EXTRACTED INFORMATION:
#####

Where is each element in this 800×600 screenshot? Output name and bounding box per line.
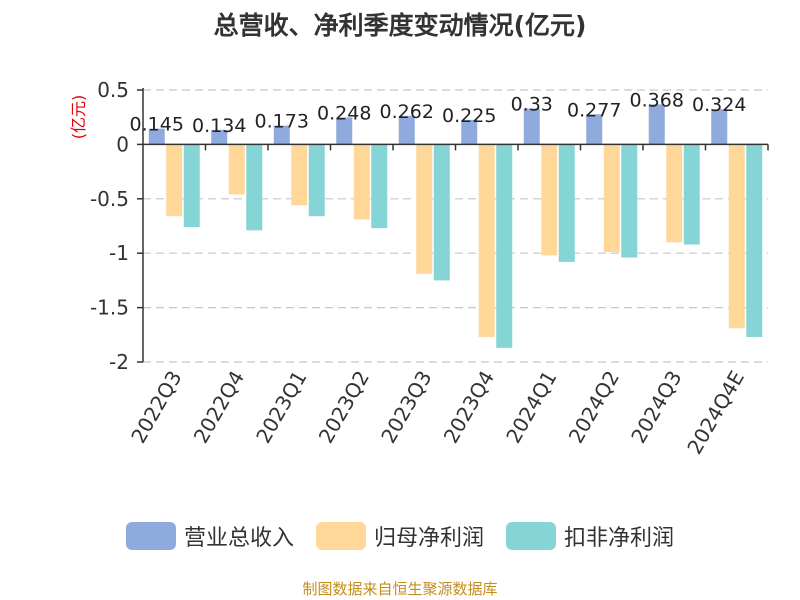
legend-label-deducted-profit: 扣非净利润 [564,526,675,551]
legend-item-deducted-profit[interactable]: 扣非净利润 [506,520,674,552]
source-note: 制图数据来自恒生聚源数据库 [302,580,498,598]
data-label: 0.145 [130,114,184,136]
bar [541,144,558,256]
x-tick-label: 2024Q1 [501,367,561,448]
bar [416,144,433,274]
bar [621,144,638,258]
bar [211,129,228,145]
bar [166,144,183,217]
y-tick-label: -1 [109,241,129,265]
y-tick-label: -2 [109,350,129,374]
x-tick-label: 2023Q1 [251,367,311,448]
bar [586,114,603,145]
bar [683,144,700,245]
bar [603,144,620,253]
data-label: 0.277 [567,99,621,121]
x-tick-label: 2023Q3 [376,367,436,448]
bar [308,144,325,217]
legend-swatch-deducted-profit [506,522,556,550]
y-tick-label: -1.5 [90,296,129,320]
data-labels: 0.145 0.134 0.173 0.248 0.262 0.225 0.33 0.277 0… [130,89,747,136]
legend-label-revenue: 营业总收入 [183,526,294,551]
bar [496,144,513,348]
x-tick-label: 2022Q4 [189,367,249,448]
bar [371,144,388,229]
data-label: 0.324 [692,94,746,116]
x-tick-label: 2023Q4 [439,367,499,448]
y-tick-label: -0.5 [90,187,129,211]
y-axis-title: (亿元) [69,95,88,140]
data-label: 0.173 [255,111,309,133]
data-label: 0.248 [317,102,371,124]
bar [228,144,245,195]
x-tick-label: 2024Q2 [564,367,624,448]
x-tick-label: 2024Q3 [626,367,686,448]
bar [711,109,728,145]
x-tick-label: 2024Q4E [682,367,749,459]
bar [728,144,745,329]
bar [478,144,495,337]
bar [246,144,263,231]
y-tick-label: 0 [116,132,129,156]
legend-label-net-profit: 归母净利润 [373,526,484,551]
x-tick-label: 2022Q3 [126,367,186,448]
bar [666,144,683,243]
x-tick-label: 2023Q2 [314,367,374,448]
legend-swatch-net-profit [315,522,366,550]
bar [461,119,478,145]
bar [398,115,415,145]
bar [148,128,165,145]
chart-title: 总营收、净利季度变动情况(亿元) [213,11,587,40]
bar [648,104,665,145]
y-tick-label: 0.5 [97,78,129,102]
legend-item-net-profit[interactable]: 归母净利润 [315,520,484,552]
bars [148,104,763,348]
legend: 营业总收入 归母净利润 扣非净利润 [0,520,800,552]
data-label: 0.262 [380,101,434,123]
bar [558,144,575,262]
data-label: 0.225 [442,105,496,127]
data-label: 0.33 [511,93,553,115]
bar [433,144,450,281]
bar [353,144,370,220]
bar [336,117,353,145]
data-label: 0.368 [630,89,684,111]
bar [746,144,763,337]
bar [523,108,540,145]
bar [291,144,308,206]
legend-swatch-revenue [125,522,176,550]
bar [183,144,200,228]
bar [273,125,290,145]
data-label: 0.134 [192,115,246,137]
legend-item-revenue[interactable]: 营业总收入 [125,520,294,552]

#####

Set out every line of the items above as a numbered list, skipping blank lines and leaving out the pictures.

1. Where is each element in this 800×600 screenshot? Output name and bounding box per line.
2. legend-label-deducted-profit: 扣非净利润 [564,526,675,551]
3. legend-item-deducted-profit[interactable]: 扣非净利润 [506,520,674,552]
4. source-note: 制图数据来自恒生聚源数据库 [302,580,498,598]
5. data-label: 0.145 [130,114,184,136]
6. bar [541,144,558,256]
7. x-tick-label: 2024Q1 [501,367,561,448]
8. bar [416,144,433,274]
9. bar [621,144,638,258]
10. bar [211,129,228,145]
11. bar [166,144,183,217]
12. y-tick-label: -1 [109,241,129,265]
13. y-tick-label: -2 [109,350,129,374]
14. x-tick-label: 2023Q1 [251,367,311,448]
15. bar [586,114,603,145]
16. bar [683,144,700,245]
17. bar [603,144,620,253]
18. data-label: 0.277 [567,99,621,121]
19. x-tick-label: 2023Q3 [376,367,436,448]
20. bar [308,144,325,217]
21. legend-swatch-deducted-profit [506,522,556,550]
22. y-tick-label: -1.5 [90,296,129,320]
23. data-labels: 0.145 0.134 0.173 0.248 0.262 0.225 0.33 0.277 0… [130,89,747,136]
24. legend-label-revenue: 营业总收入 [183,526,294,551]
25. bar [496,144,513,348]
26. x-tick-label: 2022Q4 [189,367,249,448]
27. bar [371,144,388,229]
28. data-label: 0.324 [692,94,746,116]
29. x-tick-label: 2023Q4 [439,367,499,448]
30. y-tick-label: -0.5 [90,187,129,211]
31. y-axis-title: (亿元) [69,95,88,140]
32. data-label: 0.173 [255,111,309,133]
33. data-label: 0.248 [317,102,371,124]
34. bar [228,144,245,195]
35. x-tick-label: 2024Q2 [564,367,624,448]
36. x-tick-label: 2024Q3 [626,367,686,448]
37. bar [711,109,728,145]
38. x-tick-label: 2024Q4E [682,367,749,459]
39. bar [728,144,745,329]
40. bar [478,144,495,337]
41. bar [246,144,263,231]
42. y-tick-label: 0 [116,132,129,156]
43. legend-label-net-profit: 归母净利润 [373,526,484,551]
44. x-tick-label: 2022Q3 [126,367,186,448]
45. bar [666,144,683,243]
46. x-tick-label: 2023Q2 [314,367,374,448]
47. legend-swatch-net-profit [315,522,366,550]
48. bar [461,119,478,145]
49. bar [398,115,415,145]
50. bar [148,128,165,145]
51. chart-title: 总营收、净利季度变动情况(亿元) [213,11,587,40]
52. bar [648,104,665,145]
53. y-tick-label: 0.5 [97,78,129,102]
54. legend-item-net-profit[interactable]: 归母净利润 [315,520,484,552]
55. bars [148,104,763,348]
56. legend: 营业总收入 归母净利润 扣非净利润 [0,520,800,552]
57. data-label: 0.262 [380,101,434,123]
58. bar [558,144,575,262]
59. data-label: 0.225 [442,105,496,127]
60. data-label: 0.33 [511,93,553,115]
61. bar [433,144,450,281]
62. bar [353,144,370,220]
63. bar [336,117,353,145]
64. data-label: 0.368 [630,89,684,111]
65. bar [746,144,763,337]
66. bar [523,108,540,145]
67. bar [291,144,308,206]
68. legend-swatch-revenue [125,522,176,550]
69. bar [183,144,200,228]
70. bar [273,125,290,145]
71. data-label: 0.134 [192,115,246,137]
72. legend-item-revenue[interactable]: 营业总收入 [125,520,294,552]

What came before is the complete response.